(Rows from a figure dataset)
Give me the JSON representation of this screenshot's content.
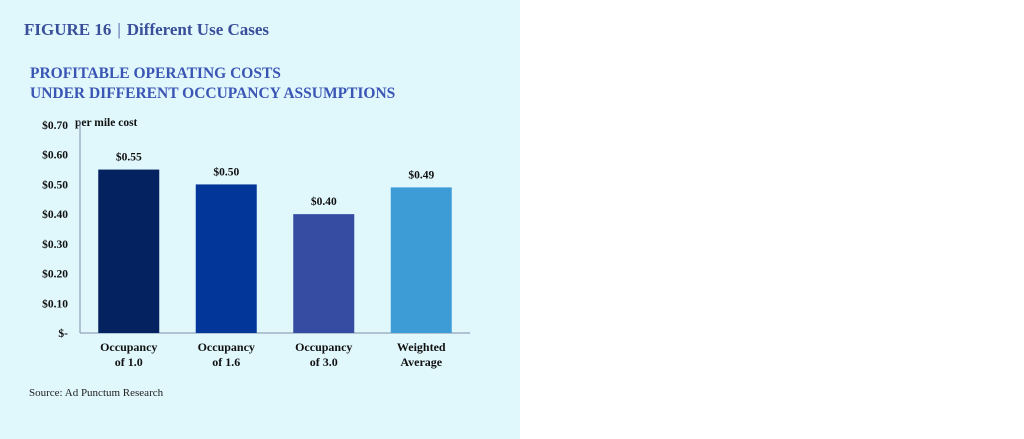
{
  "figure": {
    "label": "FIGURE 16",
    "separator": "|",
    "name": "Different Use Cases"
  },
  "chart_title_lines": [
    "PROFITABLE OPERATING COSTS",
    "UNDER DIFFERENT OCCUPANCY ASSUMPTIONS"
  ],
  "unit_label": "per mile cost",
  "source": "Source: Ad Punctum Research",
  "chart_data": {
    "type": "bar",
    "title": "PROFITABLE OPERATING COSTS UNDER DIFFERENT OCCUPANCY ASSUMPTIONS",
    "ylabel": "per mile cost",
    "xlabel": "",
    "categories": [
      [
        "Occupancy",
        "of 1.0"
      ],
      [
        "Occupancy",
        "of 1.6"
      ],
      [
        "Occupancy",
        "of 3.0"
      ],
      [
        "Weighted",
        "Average"
      ]
    ],
    "values": [
      0.55,
      0.5,
      0.4,
      0.49
    ],
    "value_labels": [
      "$0.55",
      "$0.50",
      "$0.40",
      "$0.49"
    ],
    "colors": [
      "#03225f",
      "#033699",
      "#364ca3",
      "#3d9bd6"
    ],
    "ylim": [
      0,
      0.7
    ],
    "yticks": [
      0,
      0.1,
      0.2,
      0.3,
      0.4,
      0.5,
      0.6,
      0.7
    ],
    "ytick_labels": [
      "$-",
      "$0.10",
      "$0.20",
      "$0.30",
      "$0.40",
      "$0.50",
      "$0.60",
      "$0.70"
    ],
    "grid": false,
    "legend": "none"
  }
}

• Problem to solve:
Print out the lines exactly, skipping any picture.

• Result for this exercise:
Give me the JSON representation of this screenshot's content.
{
  "figure": {
    "label": "FIGURE 16",
    "separator": "|",
    "name": "Different Use Cases"
  },
  "chart_title_lines": [
    "PROFITABLE OPERATING COSTS",
    "UNDER DIFFERENT OCCUPANCY ASSUMPTIONS"
  ],
  "unit_label": "per mile cost",
  "source": "Source: Ad Punctum Research",
  "chart_data": {
    "type": "bar",
    "title": "PROFITABLE OPERATING COSTS UNDER DIFFERENT OCCUPANCY ASSUMPTIONS",
    "ylabel": "per mile cost",
    "xlabel": "",
    "categories": [
      [
        "Occupancy",
        "of 1.0"
      ],
      [
        "Occupancy",
        "of 1.6"
      ],
      [
        "Occupancy",
        "of 3.0"
      ],
      [
        "Weighted",
        "Average"
      ]
    ],
    "values": [
      0.55,
      0.5,
      0.4,
      0.49
    ],
    "value_labels": [
      "$0.55",
      "$0.50",
      "$0.40",
      "$0.49"
    ],
    "colors": [
      "#03225f",
      "#033699",
      "#364ca3",
      "#3d9bd6"
    ],
    "ylim": [
      0,
      0.7
    ],
    "yticks": [
      0,
      0.1,
      0.2,
      0.3,
      0.4,
      0.5,
      0.6,
      0.7
    ],
    "ytick_labels": [
      "$-",
      "$0.10",
      "$0.20",
      "$0.30",
      "$0.40",
      "$0.50",
      "$0.60",
      "$0.70"
    ],
    "grid": false,
    "legend": "none"
  }
}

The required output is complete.